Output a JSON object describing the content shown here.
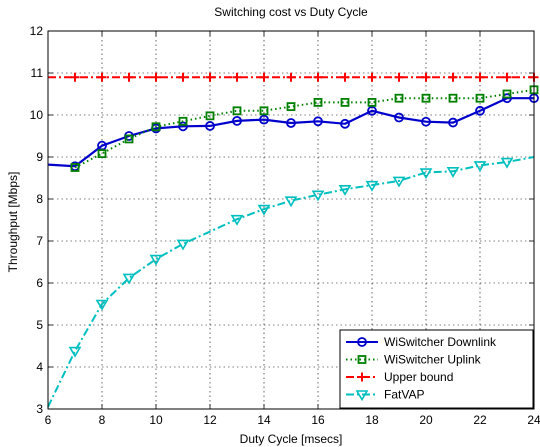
{
  "chart_data": {
    "type": "line",
    "title": "Switching cost vs Duty Cycle",
    "xlabel": "Duty Cycle [msecs]",
    "ylabel": "Throughput [Mbps]",
    "xlim": [
      6,
      24
    ],
    "ylim": [
      3,
      12
    ],
    "xticks": [
      6,
      8,
      10,
      12,
      14,
      16,
      18,
      20,
      22,
      24
    ],
    "yticks": [
      3,
      4,
      5,
      6,
      7,
      8,
      9,
      10,
      11,
      12
    ],
    "grid": true,
    "legend_position": "bottom-right",
    "series": [
      {
        "name": "WiSwitcher Downlink",
        "color": "#0000cc",
        "line_style": "solid",
        "marker": "circle",
        "line_x": [
          6,
          7,
          8,
          9,
          10,
          11,
          12,
          13,
          14,
          15,
          16,
          17,
          18,
          19,
          20,
          21,
          22,
          23,
          24
        ],
        "line_y": [
          8.82,
          8.78,
          9.27,
          9.5,
          9.68,
          9.73,
          9.74,
          9.86,
          9.89,
          9.81,
          9.85,
          9.79,
          10.1,
          9.94,
          9.84,
          9.82,
          10.1,
          10.4,
          10.4
        ],
        "marker_x": [
          7,
          8,
          9,
          10,
          11,
          12,
          13,
          14,
          15,
          16,
          17,
          18,
          19,
          20,
          21,
          22,
          23,
          24
        ],
        "marker_y": [
          8.78,
          9.27,
          9.5,
          9.68,
          9.73,
          9.74,
          9.86,
          9.89,
          9.81,
          9.85,
          9.79,
          10.1,
          9.94,
          9.84,
          9.82,
          10.1,
          10.4,
          10.4
        ]
      },
      {
        "name": "WiSwitcher Uplink",
        "color": "#008000",
        "line_style": "dotted",
        "marker": "square",
        "line_x": [
          7,
          8,
          9,
          10,
          11,
          12,
          13,
          14,
          15,
          16,
          17,
          18,
          19,
          20,
          21,
          22,
          23,
          24
        ],
        "line_y": [
          8.75,
          9.08,
          9.43,
          9.72,
          9.85,
          9.98,
          10.1,
          10.1,
          10.2,
          10.3,
          10.3,
          10.3,
          10.4,
          10.4,
          10.4,
          10.4,
          10.5,
          10.6
        ],
        "marker_x": [
          7,
          8,
          9,
          10,
          11,
          12,
          13,
          14,
          15,
          16,
          17,
          18,
          19,
          20,
          21,
          22,
          23,
          24
        ],
        "marker_y": [
          8.75,
          9.08,
          9.43,
          9.72,
          9.85,
          9.98,
          10.1,
          10.1,
          10.2,
          10.3,
          10.3,
          10.3,
          10.4,
          10.4,
          10.4,
          10.4,
          10.5,
          10.6
        ]
      },
      {
        "name": "Upper bound",
        "color": "#ff0000",
        "line_style": "dashdot",
        "marker": "plus",
        "line_x": [
          6,
          24
        ],
        "line_y": [
          10.9,
          10.9
        ],
        "marker_x": [
          7,
          8,
          9,
          10,
          11,
          12,
          13,
          14,
          15,
          16,
          17,
          18,
          19,
          20,
          21,
          22,
          23,
          24
        ],
        "marker_y": [
          10.9,
          10.9,
          10.9,
          10.9,
          10.9,
          10.9,
          10.9,
          10.9,
          10.9,
          10.9,
          10.9,
          10.9,
          10.9,
          10.9,
          10.9,
          10.9,
          10.9,
          10.9
        ]
      },
      {
        "name": "FatVAP",
        "color": "#00bfbf",
        "line_style": "dashdot",
        "marker": "triangle-down",
        "line_x": [
          6,
          7,
          8,
          9,
          10,
          11,
          13,
          14,
          15,
          16,
          17,
          18,
          19,
          20,
          21,
          22,
          23,
          24
        ],
        "line_y": [
          3.05,
          4.38,
          5.5,
          6.12,
          6.57,
          6.93,
          7.52,
          7.76,
          7.96,
          8.1,
          8.23,
          8.33,
          8.43,
          8.63,
          8.66,
          8.8,
          8.88,
          9.0
        ],
        "marker_x": [
          7,
          8,
          9,
          10,
          11,
          13,
          14,
          15,
          16,
          17,
          18,
          19,
          20,
          21,
          22,
          23
        ],
        "marker_y": [
          4.38,
          5.5,
          6.12,
          6.57,
          6.93,
          7.52,
          7.76,
          7.96,
          8.1,
          8.23,
          8.33,
          8.43,
          8.63,
          8.66,
          8.8,
          8.88
        ]
      }
    ]
  }
}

--- --- ---

Copy all lines from the data that hold the word "Cycle".

    "title": "Switching cost vs Duty Cycle",
    "xlabel": "Duty Cycle [msecs]",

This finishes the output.